BEGIN Rows
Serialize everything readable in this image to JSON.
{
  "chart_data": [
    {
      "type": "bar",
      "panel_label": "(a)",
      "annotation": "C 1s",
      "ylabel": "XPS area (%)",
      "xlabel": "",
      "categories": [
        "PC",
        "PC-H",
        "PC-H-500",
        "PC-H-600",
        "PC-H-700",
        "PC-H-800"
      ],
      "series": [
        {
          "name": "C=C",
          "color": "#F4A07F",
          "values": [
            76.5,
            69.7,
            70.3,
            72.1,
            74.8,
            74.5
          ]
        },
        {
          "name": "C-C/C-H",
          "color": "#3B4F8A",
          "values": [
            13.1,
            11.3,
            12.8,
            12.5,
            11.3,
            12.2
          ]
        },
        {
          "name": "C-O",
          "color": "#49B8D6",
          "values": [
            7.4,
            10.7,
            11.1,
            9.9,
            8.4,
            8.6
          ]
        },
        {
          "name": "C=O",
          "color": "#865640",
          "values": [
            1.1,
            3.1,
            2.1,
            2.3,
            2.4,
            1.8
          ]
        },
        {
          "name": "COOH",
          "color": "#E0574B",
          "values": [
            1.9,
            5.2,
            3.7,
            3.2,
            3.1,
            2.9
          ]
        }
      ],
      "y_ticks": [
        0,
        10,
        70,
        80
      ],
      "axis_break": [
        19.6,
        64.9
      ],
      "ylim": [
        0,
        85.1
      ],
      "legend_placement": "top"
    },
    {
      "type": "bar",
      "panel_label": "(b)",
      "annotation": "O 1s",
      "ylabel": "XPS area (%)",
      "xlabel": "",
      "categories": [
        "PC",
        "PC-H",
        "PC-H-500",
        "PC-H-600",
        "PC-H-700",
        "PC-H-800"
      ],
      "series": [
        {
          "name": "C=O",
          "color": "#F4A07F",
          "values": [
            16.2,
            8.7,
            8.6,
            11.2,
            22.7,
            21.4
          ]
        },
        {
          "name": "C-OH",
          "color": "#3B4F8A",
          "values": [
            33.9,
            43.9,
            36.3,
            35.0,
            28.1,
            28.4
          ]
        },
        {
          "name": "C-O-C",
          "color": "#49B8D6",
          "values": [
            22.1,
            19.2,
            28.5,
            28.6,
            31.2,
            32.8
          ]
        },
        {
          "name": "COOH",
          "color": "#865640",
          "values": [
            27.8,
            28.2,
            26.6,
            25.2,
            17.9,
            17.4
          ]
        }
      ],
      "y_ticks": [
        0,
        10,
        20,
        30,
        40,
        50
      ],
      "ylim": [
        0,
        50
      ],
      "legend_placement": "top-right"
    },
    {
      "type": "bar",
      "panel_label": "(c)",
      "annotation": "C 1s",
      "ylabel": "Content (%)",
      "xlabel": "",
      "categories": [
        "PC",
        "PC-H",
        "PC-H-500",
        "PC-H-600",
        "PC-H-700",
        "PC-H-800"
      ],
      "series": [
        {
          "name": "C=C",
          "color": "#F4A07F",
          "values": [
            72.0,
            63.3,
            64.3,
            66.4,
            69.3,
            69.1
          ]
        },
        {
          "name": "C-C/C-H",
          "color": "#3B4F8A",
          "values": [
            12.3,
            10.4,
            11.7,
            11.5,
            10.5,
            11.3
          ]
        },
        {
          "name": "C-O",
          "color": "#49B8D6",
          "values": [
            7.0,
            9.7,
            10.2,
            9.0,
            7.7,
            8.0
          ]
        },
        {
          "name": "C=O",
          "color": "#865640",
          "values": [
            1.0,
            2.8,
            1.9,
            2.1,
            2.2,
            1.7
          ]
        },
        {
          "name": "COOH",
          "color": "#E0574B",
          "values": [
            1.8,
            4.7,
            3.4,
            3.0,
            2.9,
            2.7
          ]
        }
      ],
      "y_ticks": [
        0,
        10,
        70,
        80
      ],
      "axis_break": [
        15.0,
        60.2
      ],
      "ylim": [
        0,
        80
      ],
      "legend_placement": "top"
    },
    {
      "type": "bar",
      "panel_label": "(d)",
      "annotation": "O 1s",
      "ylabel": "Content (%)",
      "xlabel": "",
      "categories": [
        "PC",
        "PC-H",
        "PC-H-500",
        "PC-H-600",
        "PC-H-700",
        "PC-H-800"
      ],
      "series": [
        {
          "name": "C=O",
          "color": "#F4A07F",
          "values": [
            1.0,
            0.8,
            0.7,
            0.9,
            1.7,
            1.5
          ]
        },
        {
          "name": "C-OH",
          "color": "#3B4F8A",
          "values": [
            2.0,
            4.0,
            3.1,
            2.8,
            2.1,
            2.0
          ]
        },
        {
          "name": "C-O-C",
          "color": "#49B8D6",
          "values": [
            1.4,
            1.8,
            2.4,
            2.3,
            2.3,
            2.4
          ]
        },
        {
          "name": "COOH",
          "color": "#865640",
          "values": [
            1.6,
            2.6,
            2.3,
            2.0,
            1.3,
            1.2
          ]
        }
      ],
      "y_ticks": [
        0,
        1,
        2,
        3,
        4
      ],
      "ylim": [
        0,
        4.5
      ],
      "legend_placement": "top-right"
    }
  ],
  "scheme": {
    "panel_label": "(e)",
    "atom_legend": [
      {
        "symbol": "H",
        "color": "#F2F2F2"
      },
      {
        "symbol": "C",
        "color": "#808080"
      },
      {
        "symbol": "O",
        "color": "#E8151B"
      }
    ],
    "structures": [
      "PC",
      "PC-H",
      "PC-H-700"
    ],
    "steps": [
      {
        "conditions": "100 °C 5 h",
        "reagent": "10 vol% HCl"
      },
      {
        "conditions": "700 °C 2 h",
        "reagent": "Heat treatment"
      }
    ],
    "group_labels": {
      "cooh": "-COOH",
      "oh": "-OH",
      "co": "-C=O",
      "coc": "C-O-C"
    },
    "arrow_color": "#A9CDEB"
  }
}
END Rows
- _The task_
Reproduce the material precisely, including every line.

- _Problem solution_
Serialize everything readable in this image to JSON.
{
  "chart_data": [
    {
      "type": "bar",
      "panel_label": "(a)",
      "annotation": "C 1s",
      "ylabel": "XPS area (%)",
      "xlabel": "",
      "categories": [
        "PC",
        "PC-H",
        "PC-H-500",
        "PC-H-600",
        "PC-H-700",
        "PC-H-800"
      ],
      "series": [
        {
          "name": "C=C",
          "color": "#F4A07F",
          "values": [
            76.5,
            69.7,
            70.3,
            72.1,
            74.8,
            74.5
          ]
        },
        {
          "name": "C-C/C-H",
          "color": "#3B4F8A",
          "values": [
            13.1,
            11.3,
            12.8,
            12.5,
            11.3,
            12.2
          ]
        },
        {
          "name": "C-O",
          "color": "#49B8D6",
          "values": [
            7.4,
            10.7,
            11.1,
            9.9,
            8.4,
            8.6
          ]
        },
        {
          "name": "C=O",
          "color": "#865640",
          "values": [
            1.1,
            3.1,
            2.1,
            2.3,
            2.4,
            1.8
          ]
        },
        {
          "name": "COOH",
          "color": "#E0574B",
          "values": [
            1.9,
            5.2,
            3.7,
            3.2,
            3.1,
            2.9
          ]
        }
      ],
      "y_ticks": [
        0,
        10,
        70,
        80
      ],
      "axis_break": [
        19.6,
        64.9
      ],
      "ylim": [
        0,
        85.1
      ],
      "legend_placement": "top"
    },
    {
      "type": "bar",
      "panel_label": "(b)",
      "annotation": "O 1s",
      "ylabel": "XPS area (%)",
      "xlabel": "",
      "categories": [
        "PC",
        "PC-H",
        "PC-H-500",
        "PC-H-600",
        "PC-H-700",
        "PC-H-800"
      ],
      "series": [
        {
          "name": "C=O",
          "color": "#F4A07F",
          "values": [
            16.2,
            8.7,
            8.6,
            11.2,
            22.7,
            21.4
          ]
        },
        {
          "name": "C-OH",
          "color": "#3B4F8A",
          "values": [
            33.9,
            43.9,
            36.3,
            35.0,
            28.1,
            28.4
          ]
        },
        {
          "name": "C-O-C",
          "color": "#49B8D6",
          "values": [
            22.1,
            19.2,
            28.5,
            28.6,
            31.2,
            32.8
          ]
        },
        {
          "name": "COOH",
          "color": "#865640",
          "values": [
            27.8,
            28.2,
            26.6,
            25.2,
            17.9,
            17.4
          ]
        }
      ],
      "y_ticks": [
        0,
        10,
        20,
        30,
        40,
        50
      ],
      "ylim": [
        0,
        50
      ],
      "legend_placement": "top-right"
    },
    {
      "type": "bar",
      "panel_label": "(c)",
      "annotation": "C 1s",
      "ylabel": "Content (%)",
      "xlabel": "",
      "categories": [
        "PC",
        "PC-H",
        "PC-H-500",
        "PC-H-600",
        "PC-H-700",
        "PC-H-800"
      ],
      "series": [
        {
          "name": "C=C",
          "color": "#F4A07F",
          "values": [
            72.0,
            63.3,
            64.3,
            66.4,
            69.3,
            69.1
          ]
        },
        {
          "name": "C-C/C-H",
          "color": "#3B4F8A",
          "values": [
            12.3,
            10.4,
            11.7,
            11.5,
            10.5,
            11.3
          ]
        },
        {
          "name": "C-O",
          "color": "#49B8D6",
          "values": [
            7.0,
            9.7,
            10.2,
            9.0,
            7.7,
            8.0
          ]
        },
        {
          "name": "C=O",
          "color": "#865640",
          "values": [
            1.0,
            2.8,
            1.9,
            2.1,
            2.2,
            1.7
          ]
        },
        {
          "name": "COOH",
          "color": "#E0574B",
          "values": [
            1.8,
            4.7,
            3.4,
            3.0,
            2.9,
            2.7
          ]
        }
      ],
      "y_ticks": [
        0,
        10,
        70,
        80
      ],
      "axis_break": [
        15.0,
        60.2
      ],
      "ylim": [
        0,
        80
      ],
      "legend_placement": "top"
    },
    {
      "type": "bar",
      "panel_label": "(d)",
      "annotation": "O 1s",
      "ylabel": "Content (%)",
      "xlabel": "",
      "categories": [
        "PC",
        "PC-H",
        "PC-H-500",
        "PC-H-600",
        "PC-H-700",
        "PC-H-800"
      ],
      "series": [
        {
          "name": "C=O",
          "color": "#F4A07F",
          "values": [
            1.0,
            0.8,
            0.7,
            0.9,
            1.7,
            1.5
          ]
        },
        {
          "name": "C-OH",
          "color": "#3B4F8A",
          "values": [
            2.0,
            4.0,
            3.1,
            2.8,
            2.1,
            2.0
          ]
        },
        {
          "name": "C-O-C",
          "color": "#49B8D6",
          "values": [
            1.4,
            1.8,
            2.4,
            2.3,
            2.3,
            2.4
          ]
        },
        {
          "name": "COOH",
          "color": "#865640",
          "values": [
            1.6,
            2.6,
            2.3,
            2.0,
            1.3,
            1.2
          ]
        }
      ],
      "y_ticks": [
        0,
        1,
        2,
        3,
        4
      ],
      "ylim": [
        0,
        4.5
      ],
      "legend_placement": "top-right"
    }
  ],
  "scheme": {
    "panel_label": "(e)",
    "atom_legend": [
      {
        "symbol": "H",
        "color": "#F2F2F2"
      },
      {
        "symbol": "C",
        "color": "#808080"
      },
      {
        "symbol": "O",
        "color": "#E8151B"
      }
    ],
    "structures": [
      "PC",
      "PC-H",
      "PC-H-700"
    ],
    "steps": [
      {
        "conditions": "100 °C 5 h",
        "reagent": "10 vol% HCl"
      },
      {
        "conditions": "700 °C 2 h",
        "reagent": "Heat treatment"
      }
    ],
    "group_labels": {
      "cooh": "-COOH",
      "oh": "-OH",
      "co": "-C=O",
      "coc": "C-O-C"
    },
    "arrow_color": "#A9CDEB"
  }
}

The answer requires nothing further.